# WHAT YOU SHOULD DO
What is the count of lines in the listing below that hold the string "JSON"? Reply with that number alone.

----

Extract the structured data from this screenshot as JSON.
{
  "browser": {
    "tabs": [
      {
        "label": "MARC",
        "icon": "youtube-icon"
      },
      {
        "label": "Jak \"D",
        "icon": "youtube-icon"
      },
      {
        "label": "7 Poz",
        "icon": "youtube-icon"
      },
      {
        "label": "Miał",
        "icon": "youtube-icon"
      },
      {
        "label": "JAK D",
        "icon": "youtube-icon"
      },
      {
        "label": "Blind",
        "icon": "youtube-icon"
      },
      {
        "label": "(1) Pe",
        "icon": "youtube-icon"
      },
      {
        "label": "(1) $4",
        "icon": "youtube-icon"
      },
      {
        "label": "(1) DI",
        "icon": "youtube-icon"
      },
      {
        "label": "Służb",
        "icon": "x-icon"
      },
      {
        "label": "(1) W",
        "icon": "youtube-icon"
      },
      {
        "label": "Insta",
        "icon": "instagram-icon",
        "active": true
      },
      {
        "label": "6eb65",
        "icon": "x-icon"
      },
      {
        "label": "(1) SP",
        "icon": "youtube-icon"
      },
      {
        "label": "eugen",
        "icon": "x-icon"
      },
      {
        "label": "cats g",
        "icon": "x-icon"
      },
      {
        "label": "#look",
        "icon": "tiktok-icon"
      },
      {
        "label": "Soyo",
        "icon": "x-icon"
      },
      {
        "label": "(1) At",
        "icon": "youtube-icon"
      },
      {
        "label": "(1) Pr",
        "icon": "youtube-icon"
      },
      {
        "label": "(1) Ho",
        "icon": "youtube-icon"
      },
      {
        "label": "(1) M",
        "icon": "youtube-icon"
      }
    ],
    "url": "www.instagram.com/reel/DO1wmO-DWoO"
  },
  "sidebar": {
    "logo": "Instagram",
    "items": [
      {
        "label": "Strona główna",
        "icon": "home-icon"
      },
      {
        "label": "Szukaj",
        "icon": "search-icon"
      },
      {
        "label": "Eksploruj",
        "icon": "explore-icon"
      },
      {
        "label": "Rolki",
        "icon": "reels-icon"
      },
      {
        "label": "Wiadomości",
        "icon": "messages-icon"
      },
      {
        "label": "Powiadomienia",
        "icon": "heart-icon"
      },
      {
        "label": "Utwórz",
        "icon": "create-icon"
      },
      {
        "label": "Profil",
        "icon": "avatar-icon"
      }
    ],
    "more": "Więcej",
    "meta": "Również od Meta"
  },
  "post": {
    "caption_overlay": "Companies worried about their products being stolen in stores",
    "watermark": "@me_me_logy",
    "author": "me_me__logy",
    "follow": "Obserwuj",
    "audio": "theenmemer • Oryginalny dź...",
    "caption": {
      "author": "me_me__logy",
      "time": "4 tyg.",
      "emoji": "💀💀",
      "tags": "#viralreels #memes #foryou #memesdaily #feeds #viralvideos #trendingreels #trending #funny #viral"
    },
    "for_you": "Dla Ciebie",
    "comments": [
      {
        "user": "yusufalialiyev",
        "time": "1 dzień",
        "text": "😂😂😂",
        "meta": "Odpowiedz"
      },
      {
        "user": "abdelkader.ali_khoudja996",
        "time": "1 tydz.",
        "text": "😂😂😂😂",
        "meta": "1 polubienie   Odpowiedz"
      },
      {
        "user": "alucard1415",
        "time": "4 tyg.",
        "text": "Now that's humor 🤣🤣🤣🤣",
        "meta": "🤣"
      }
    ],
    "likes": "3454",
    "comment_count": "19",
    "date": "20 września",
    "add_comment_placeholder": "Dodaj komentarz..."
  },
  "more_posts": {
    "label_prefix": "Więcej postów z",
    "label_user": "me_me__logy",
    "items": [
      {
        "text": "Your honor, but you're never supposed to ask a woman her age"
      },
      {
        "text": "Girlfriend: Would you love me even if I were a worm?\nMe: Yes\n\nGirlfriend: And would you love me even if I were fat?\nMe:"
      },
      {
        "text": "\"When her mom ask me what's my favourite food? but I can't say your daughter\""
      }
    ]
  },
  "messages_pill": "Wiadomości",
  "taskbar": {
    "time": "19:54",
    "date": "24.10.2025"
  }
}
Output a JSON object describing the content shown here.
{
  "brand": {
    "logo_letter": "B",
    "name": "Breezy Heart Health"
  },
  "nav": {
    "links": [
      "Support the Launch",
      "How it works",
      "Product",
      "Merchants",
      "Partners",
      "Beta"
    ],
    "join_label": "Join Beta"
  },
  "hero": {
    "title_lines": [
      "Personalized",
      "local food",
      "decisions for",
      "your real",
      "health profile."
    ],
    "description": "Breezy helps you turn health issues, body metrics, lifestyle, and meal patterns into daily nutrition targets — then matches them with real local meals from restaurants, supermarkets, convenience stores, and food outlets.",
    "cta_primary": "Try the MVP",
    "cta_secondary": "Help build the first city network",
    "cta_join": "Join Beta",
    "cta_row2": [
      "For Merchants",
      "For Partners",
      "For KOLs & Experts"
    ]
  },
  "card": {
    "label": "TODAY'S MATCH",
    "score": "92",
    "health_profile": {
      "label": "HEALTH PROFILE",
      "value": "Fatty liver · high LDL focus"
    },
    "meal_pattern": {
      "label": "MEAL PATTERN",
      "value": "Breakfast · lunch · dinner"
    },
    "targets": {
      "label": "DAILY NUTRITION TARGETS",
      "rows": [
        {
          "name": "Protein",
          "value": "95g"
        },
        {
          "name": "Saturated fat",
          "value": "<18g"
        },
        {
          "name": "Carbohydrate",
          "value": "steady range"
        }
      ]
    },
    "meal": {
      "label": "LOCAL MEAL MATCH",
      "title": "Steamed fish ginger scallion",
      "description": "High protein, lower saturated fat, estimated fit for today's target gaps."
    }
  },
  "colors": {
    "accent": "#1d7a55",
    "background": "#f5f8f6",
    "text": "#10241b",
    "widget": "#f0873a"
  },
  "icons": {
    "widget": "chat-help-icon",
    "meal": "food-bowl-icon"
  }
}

----

# ANSWER SPACE
2